== Opdracht ==
Geef het stuk uit het vonnis tussen "Het bewezenverklaarde levert" en "bewezen is verklaard.", beide meegerekend, woord voor woord weer.

== Geciteerde tekst ==
De bewijsmiddelen worden slechts gebezigd met betrekking tot het feit waarop zij in het bijzonder betrekking hebben.
Hetgeen meer of anders is ten laste gelegd dan hierboven bewezen is verklaard, is naar het oordeel van de rechtbank niet bewezen. Verdachte zal hiervan worden vrijgesproken.
De kwalificatie.
Het bewezenverklaarde levert op de in de uitspraak vermelde strafbare feiten.
De strafbaarheid.
Er zijn geen feiten of omstandigheden gebleken die de strafbaarheid van de feiten of van de verdachte uitsluiten. Verdachte is daarom strafbaar voor hetgeen te zijnen laste bewezen is verklaard.
Oplegging van straf en/of maatregel.
De eis van de officier van justitie.
De officier eist ten aanzien van feit 1 primair, feit 2, feit 3 primair, feit 4 en feit 5 primair een gevangenisstraf voor de duur van 24 maanden, waarvan 12 maanden voorwaardelijk met een proeftijd van 2 jaar en de bijzondere voorwaarde van reclasseringstoezicht en handhaving van het eerder opgelegde contactverbod, gedurende het eerste jaar van de proeftijd.
Ten aanzien van feit 1 primair:
Toewijzing van de vordering van de benadeelde partij [slachtoffer1] tot een bedrag van EUR 6236,36 met oplegging van de schadevergoedingsmaatregel. Voor het overige niet ontvankelijk.

== Brongegevens ==

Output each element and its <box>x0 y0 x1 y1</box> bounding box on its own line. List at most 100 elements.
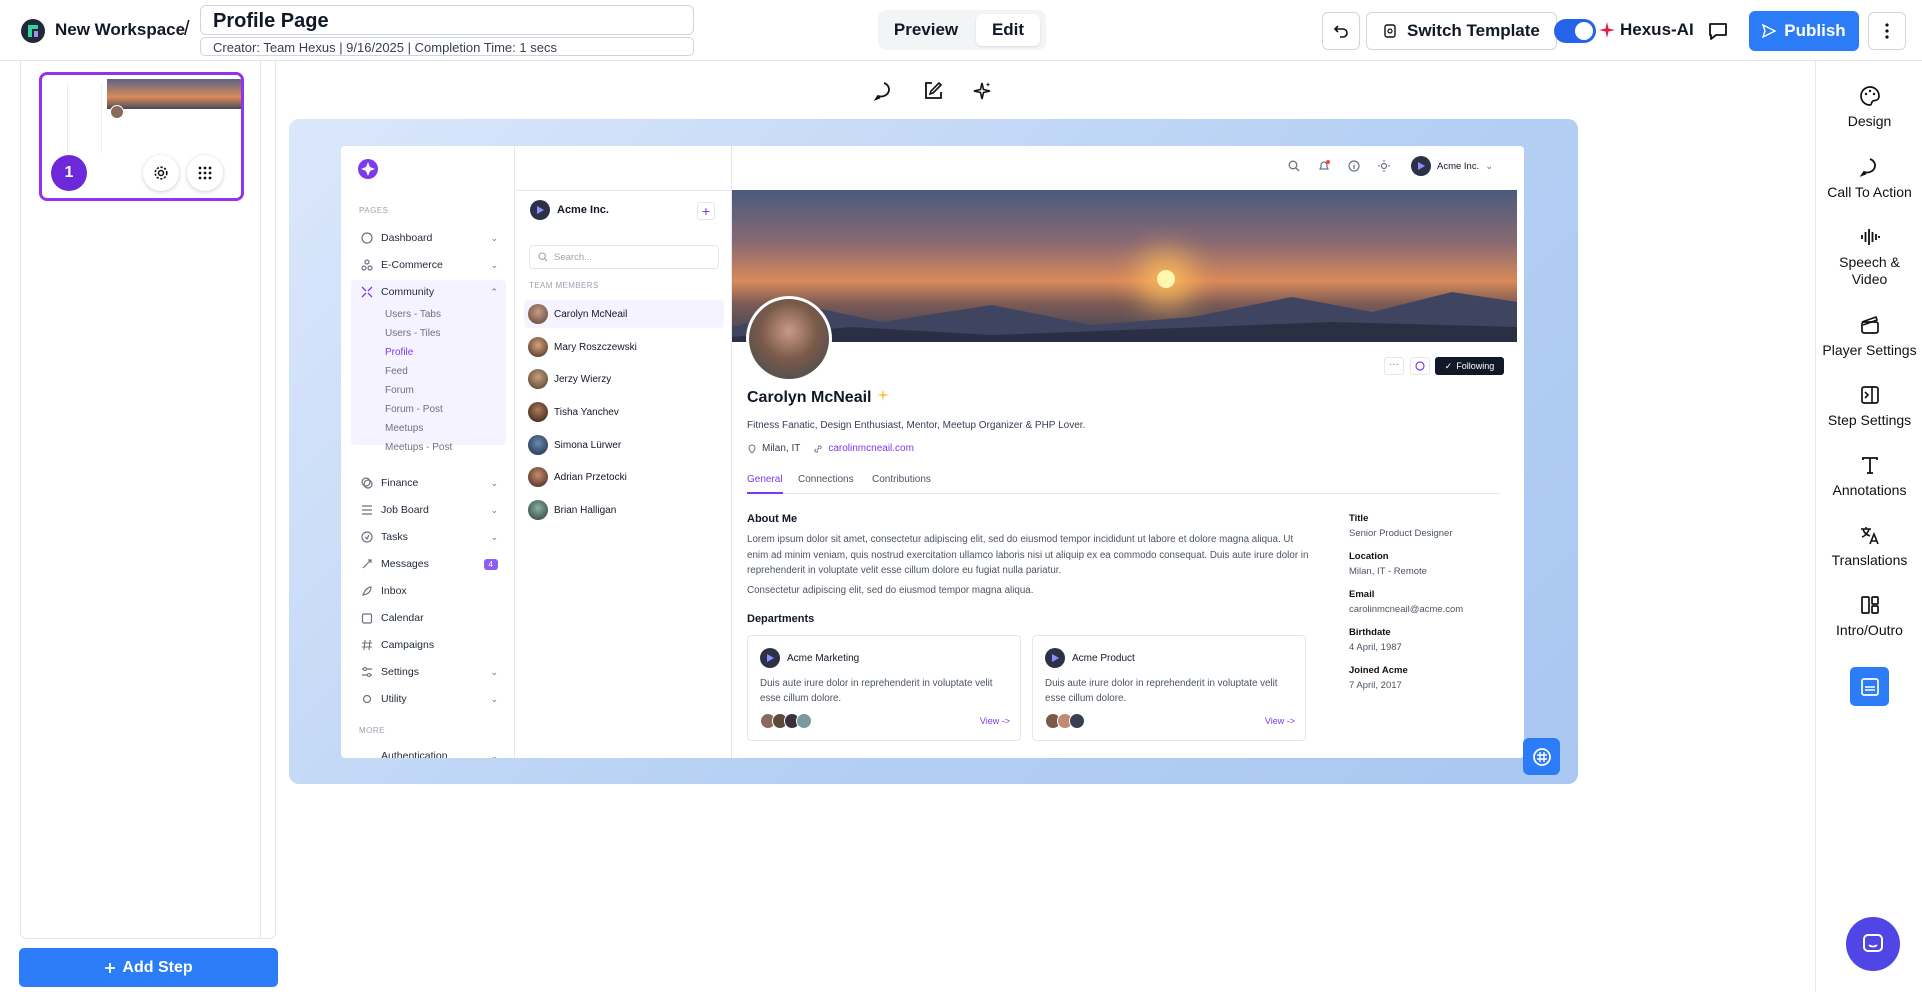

== Antwoord ==
Het bewezenverklaarde levert op de in de uitspraak vermelde strafbare feiten.
De strafbaarheid.
Er zijn geen feiten of omstandigheden gebleken die de strafbaarheid van de feiten of van de verdachte uitsluiten. Verdachte is daarom strafbaar voor hetgeen te zijnen laste bewezen is verklaard.